--- THE INPUT ---
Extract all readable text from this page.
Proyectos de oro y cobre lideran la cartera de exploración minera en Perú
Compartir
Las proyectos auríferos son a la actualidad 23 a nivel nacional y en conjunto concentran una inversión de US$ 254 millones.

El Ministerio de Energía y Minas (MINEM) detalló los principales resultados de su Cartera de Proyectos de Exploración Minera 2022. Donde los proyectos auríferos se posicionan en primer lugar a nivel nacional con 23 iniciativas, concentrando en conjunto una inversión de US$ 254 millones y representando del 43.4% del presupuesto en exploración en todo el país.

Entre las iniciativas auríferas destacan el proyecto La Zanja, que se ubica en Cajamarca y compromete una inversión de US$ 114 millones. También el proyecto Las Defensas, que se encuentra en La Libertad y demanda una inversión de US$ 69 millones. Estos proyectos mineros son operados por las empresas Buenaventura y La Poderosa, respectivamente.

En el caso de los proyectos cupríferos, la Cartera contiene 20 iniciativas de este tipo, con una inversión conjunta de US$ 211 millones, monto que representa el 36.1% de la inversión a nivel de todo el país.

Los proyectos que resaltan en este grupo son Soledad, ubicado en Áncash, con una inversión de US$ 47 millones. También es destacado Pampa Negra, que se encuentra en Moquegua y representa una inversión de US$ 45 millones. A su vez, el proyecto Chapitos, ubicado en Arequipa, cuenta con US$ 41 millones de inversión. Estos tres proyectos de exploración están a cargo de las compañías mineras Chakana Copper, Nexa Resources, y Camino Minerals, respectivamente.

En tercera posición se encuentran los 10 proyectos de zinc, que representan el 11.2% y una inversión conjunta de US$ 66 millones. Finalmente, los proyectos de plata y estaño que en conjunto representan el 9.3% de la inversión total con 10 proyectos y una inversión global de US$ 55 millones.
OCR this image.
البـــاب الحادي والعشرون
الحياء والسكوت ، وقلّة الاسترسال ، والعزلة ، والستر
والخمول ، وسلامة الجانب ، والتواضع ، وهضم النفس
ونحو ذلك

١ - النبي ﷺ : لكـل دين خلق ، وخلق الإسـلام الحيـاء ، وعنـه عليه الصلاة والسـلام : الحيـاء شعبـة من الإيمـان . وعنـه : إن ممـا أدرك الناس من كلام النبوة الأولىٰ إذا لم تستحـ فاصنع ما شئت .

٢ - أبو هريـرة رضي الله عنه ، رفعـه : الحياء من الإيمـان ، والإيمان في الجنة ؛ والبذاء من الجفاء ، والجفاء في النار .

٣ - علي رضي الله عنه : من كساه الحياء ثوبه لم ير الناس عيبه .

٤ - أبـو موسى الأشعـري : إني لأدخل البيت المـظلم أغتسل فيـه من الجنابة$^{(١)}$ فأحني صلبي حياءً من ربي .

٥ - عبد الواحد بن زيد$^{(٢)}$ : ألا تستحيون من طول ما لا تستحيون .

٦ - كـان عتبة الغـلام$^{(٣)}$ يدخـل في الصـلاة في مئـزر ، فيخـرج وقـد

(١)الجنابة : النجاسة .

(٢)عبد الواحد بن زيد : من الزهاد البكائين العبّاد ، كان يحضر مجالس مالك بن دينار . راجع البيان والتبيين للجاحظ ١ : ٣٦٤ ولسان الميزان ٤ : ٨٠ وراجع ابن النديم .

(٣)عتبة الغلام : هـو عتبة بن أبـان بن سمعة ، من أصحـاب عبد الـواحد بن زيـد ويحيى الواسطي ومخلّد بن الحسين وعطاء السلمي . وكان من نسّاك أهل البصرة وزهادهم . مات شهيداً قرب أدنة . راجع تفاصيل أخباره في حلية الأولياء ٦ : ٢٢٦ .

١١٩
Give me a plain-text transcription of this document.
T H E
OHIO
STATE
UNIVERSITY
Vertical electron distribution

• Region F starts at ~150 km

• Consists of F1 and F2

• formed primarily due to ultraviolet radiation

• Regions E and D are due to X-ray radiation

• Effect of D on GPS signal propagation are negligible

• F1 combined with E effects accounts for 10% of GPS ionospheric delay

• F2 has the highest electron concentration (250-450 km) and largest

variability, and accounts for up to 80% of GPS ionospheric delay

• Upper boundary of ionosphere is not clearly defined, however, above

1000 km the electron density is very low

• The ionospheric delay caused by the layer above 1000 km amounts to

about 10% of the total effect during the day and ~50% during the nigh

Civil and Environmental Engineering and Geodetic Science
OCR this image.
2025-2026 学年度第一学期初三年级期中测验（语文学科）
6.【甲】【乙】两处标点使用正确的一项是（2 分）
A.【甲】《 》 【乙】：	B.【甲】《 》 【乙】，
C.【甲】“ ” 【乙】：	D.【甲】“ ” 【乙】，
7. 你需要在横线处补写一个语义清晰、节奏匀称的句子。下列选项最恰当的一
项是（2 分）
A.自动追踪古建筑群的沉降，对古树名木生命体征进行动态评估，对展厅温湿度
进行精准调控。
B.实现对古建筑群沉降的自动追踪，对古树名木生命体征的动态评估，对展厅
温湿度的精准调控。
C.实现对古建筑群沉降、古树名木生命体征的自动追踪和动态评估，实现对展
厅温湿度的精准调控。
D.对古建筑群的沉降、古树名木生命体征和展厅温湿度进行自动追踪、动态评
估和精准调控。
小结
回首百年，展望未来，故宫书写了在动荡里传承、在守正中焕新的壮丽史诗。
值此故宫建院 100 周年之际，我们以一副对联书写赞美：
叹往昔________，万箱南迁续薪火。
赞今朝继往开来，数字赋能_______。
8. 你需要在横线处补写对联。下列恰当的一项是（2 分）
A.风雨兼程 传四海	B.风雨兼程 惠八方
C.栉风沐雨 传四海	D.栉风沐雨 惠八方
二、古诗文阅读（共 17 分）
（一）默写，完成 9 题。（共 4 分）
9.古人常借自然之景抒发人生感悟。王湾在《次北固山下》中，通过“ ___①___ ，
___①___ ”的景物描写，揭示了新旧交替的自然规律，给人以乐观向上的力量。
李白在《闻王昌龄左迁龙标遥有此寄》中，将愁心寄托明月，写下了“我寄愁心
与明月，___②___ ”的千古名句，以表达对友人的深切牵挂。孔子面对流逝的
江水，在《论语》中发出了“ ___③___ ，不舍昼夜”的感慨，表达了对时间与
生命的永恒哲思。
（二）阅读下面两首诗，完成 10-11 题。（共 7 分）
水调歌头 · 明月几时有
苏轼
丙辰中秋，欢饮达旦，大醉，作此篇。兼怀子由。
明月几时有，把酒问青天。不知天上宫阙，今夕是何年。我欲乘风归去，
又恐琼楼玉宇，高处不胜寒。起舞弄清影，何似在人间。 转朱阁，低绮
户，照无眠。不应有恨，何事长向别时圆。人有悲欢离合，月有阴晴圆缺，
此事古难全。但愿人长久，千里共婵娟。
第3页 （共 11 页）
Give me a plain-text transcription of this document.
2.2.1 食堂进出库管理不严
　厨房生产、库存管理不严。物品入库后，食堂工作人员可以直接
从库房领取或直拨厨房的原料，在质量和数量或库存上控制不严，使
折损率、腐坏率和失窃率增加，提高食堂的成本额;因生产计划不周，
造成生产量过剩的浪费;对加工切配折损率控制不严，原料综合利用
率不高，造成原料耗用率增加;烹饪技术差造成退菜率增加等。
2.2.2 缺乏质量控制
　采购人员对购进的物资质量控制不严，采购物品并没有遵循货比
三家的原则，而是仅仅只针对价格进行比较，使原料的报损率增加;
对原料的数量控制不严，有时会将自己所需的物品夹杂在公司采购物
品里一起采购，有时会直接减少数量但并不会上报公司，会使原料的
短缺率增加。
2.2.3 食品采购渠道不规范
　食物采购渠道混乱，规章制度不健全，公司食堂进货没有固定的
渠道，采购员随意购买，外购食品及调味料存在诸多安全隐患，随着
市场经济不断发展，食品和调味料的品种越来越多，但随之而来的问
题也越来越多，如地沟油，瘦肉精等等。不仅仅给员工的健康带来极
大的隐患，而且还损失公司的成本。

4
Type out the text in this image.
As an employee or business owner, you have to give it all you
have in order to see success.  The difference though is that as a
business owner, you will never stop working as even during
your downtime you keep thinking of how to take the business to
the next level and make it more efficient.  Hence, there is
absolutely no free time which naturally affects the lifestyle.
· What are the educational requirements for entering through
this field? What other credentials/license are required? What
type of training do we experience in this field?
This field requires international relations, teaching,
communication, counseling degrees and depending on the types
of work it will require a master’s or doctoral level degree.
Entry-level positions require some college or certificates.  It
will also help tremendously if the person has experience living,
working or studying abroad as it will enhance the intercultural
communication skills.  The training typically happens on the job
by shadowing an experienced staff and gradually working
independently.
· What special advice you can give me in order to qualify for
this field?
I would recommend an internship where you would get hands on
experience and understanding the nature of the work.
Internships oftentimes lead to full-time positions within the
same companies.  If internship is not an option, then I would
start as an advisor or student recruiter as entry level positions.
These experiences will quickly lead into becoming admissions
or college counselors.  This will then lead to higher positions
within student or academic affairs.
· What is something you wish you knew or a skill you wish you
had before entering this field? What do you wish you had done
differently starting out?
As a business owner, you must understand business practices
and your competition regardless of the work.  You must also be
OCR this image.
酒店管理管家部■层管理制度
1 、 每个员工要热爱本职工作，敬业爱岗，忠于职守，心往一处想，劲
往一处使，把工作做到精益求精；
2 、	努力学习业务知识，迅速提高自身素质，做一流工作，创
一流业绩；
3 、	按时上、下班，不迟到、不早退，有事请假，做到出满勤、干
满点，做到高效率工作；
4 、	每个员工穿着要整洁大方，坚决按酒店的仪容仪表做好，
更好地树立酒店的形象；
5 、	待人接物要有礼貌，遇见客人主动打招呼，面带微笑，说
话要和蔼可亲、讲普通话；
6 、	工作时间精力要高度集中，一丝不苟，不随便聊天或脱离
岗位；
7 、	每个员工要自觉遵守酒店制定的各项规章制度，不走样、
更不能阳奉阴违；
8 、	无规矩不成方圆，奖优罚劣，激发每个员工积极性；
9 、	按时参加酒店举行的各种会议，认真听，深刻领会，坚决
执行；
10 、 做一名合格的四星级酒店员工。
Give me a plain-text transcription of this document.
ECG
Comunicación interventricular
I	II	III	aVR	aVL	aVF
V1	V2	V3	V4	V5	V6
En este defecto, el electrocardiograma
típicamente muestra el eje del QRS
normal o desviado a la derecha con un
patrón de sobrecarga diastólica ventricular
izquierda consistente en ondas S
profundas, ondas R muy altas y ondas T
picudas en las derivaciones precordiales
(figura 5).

--- EXERCISE GOAL ---
Pull every line containing "wish" out of the records.

--- SOLUTION ---
· What is something you wish you knew or a skill you wish you
had before entering this field? What do you wish you had done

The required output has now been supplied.